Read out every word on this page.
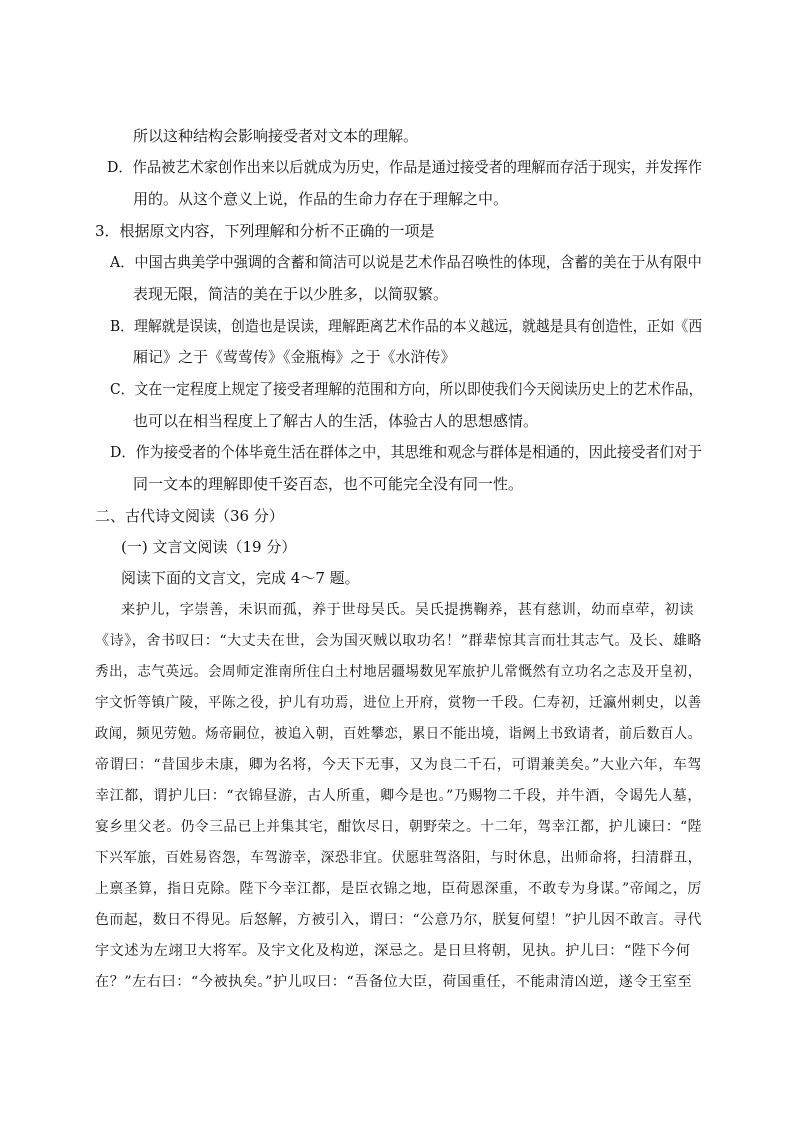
所以这种结构会影响接受者对文本的理解。
D．作品被艺术家创作出来以后就成为历史，作品是通过接受者的理解而存活于现实，并发挥作
用的。从这个意义上说，作品的生命力存在于理解之中。
3．根据原文内容，下列理解和分析不正确的一项是
A．中国古典美学中强调的含蓄和简洁可以说是艺术作品召唤性的体现，含蓄的美在于从有限中
表现无限，简洁的美在于以少胜多，以简驭繁。
B．理解就是误读，创造也是误读，理解距离艺术作品的本义越远，就越是具有创造性，正如《西
厢记》之于《莺莺传》《金瓶梅》之于《水浒传》
C．文在一定程度上规定了接受者理解的范围和方向，所以即使我们今天阅读历史上的艺术作品，
也可以在相当程度上了解古人的生活，体验古人的思想感情。
D．作为接受者的个体毕竟生活在群体之中，其思维和观念与群体是相通的，因此接受者们对于
同一文本的理解即使千姿百态，也不可能完全没有同一性。
二、古代诗文阅读（36 分）
(一) 文言文阅读（19 分）
阅读下面的文言文，完成 4～7 题。
来护儿，字崇善，未识而孤，养于世母吴氏。吴氏提携鞠养，甚有慈训，幼而卓荦，初读
《诗》，舍书叹曰：“大丈夫在世，会为国灭贼以取功名！”群辈惊其言而壮其志气。及长、雄略
秀出，志气英远。会周师定淮南所住白土村地居疆埸数见军旅护儿常慨然有立功名之志及开皇初，
宇文忻等镇广陵，平陈之役，护儿有功焉，进位上开府，赏物一千段。仁寿初，迁瀛州刺史，以善
政闻，频见劳勉。炀帝嗣位，被追入朝，百姓攀恋，累日不能出境，诣阙上书致请者，前后数百人。
帝谓曰：“昔国步未康，卿为名将，今天下无事，又为良二千石，可谓兼美矣。”大业六年，车驾
幸江都，谓护儿曰：“衣锦昼游，古人所重，卿今是也。”乃赐物二千段，并牛酒，令谒先人墓，
宴乡里父老。仍令三品已上并集其宅，酣饮尽日，朝野荣之。十二年，驾幸江都，护儿谏曰：“陛
下兴军旅，百姓易咨怨，车驾游幸，深恐非宜。伏愿驻驾洛阳，与时休息，出师命将，扫清群丑，
上禀圣算，指日克除。陛下今幸江都，是臣衣锦之地，臣荷恩深重，不敢专为身谋。”帝闻之，厉
色而起，数日不得见。后怒解，方被引入，谓曰：“公意乃尔，朕复何望！”护儿因不敢言。寻代
宇文述为左翊卫大将军。及宇文化及构逆，深忌之。是日旦将朝，见执。护儿曰：“陛下今何
在？”左右曰：“今被执矣。”护儿叹曰：“吾备位大臣，荷国重任，不能肃清凶逆，遂令王室至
_ _ _ _
* **EXERCISE DETAILS**
Return the material exactly as given, apart from the pictures.

* **ANSWER TO THIS EXERCISE**
Read out every word on this page.
所以这种结构会影响接受者对文本的理解。
D．作品被艺术家创作出来以后就成为历史，作品是通过接受者的理解而存活于现实，并发挥作
用的。从这个意义上说，作品的生命力存在于理解之中。
3．根据原文内容，下列理解和分析不正确的一项是
A．中国古典美学中强调的含蓄和简洁可以说是艺术作品召唤性的体现，含蓄的美在于从有限中
表现无限，简洁的美在于以少胜多，以简驭繁。
B．理解就是误读，创造也是误读，理解距离艺术作品的本义越远，就越是具有创造性，正如《西
厢记》之于《莺莺传》《金瓶梅》之于《水浒传》
C．文在一定程度上规定了接受者理解的范围和方向，所以即使我们今天阅读历史上的艺术作品，
也可以在相当程度上了解古人的生活，体验古人的思想感情。
D．作为接受者的个体毕竟生活在群体之中，其思维和观念与群体是相通的，因此接受者们对于
同一文本的理解即使千姿百态，也不可能完全没有同一性。
二、古代诗文阅读（36 分）
(一) 文言文阅读（19 分）
阅读下面的文言文，完成 4～7 题。
来护儿，字崇善，未识而孤，养于世母吴氏。吴氏提携鞠养，甚有慈训，幼而卓荦，初读
《诗》，舍书叹曰：“大丈夫在世，会为国灭贼以取功名！”群辈惊其言而壮其志气。及长、雄略
秀出，志气英远。会周师定淮南所住白土村地居疆埸数见军旅护儿常慨然有立功名之志及开皇初，
宇文忻等镇广陵，平陈之役，护儿有功焉，进位上开府，赏物一千段。仁寿初，迁瀛州刺史，以善
政闻，频见劳勉。炀帝嗣位，被追入朝，百姓攀恋，累日不能出境，诣阙上书致请者，前后数百人。
帝谓曰：“昔国步未康，卿为名将，今天下无事，又为良二千石，可谓兼美矣。”大业六年，车驾
幸江都，谓护儿曰：“衣锦昼游，古人所重，卿今是也。”乃赐物二千段，并牛酒，令谒先人墓，
宴乡里父老。仍令三品已上并集其宅，酣饮尽日，朝野荣之。十二年，驾幸江都，护儿谏曰：“陛
下兴军旅，百姓易咨怨，车驾游幸，深恐非宜。伏愿驻驾洛阳，与时休息，出师命将，扫清群丑，
上禀圣算，指日克除。陛下今幸江都，是臣衣锦之地，臣荷恩深重，不敢专为身谋。”帝闻之，厉
色而起，数日不得见。后怒解，方被引入，谓曰：“公意乃尔，朕复何望！”护儿因不敢言。寻代
宇文述为左翊卫大将军。及宇文化及构逆，深忌之。是日旦将朝，见执。护儿曰：“陛下今何
在？”左右曰：“今被执矣。”护儿叹曰：“吾备位大臣，荷国重任，不能肃清凶逆，遂令王室至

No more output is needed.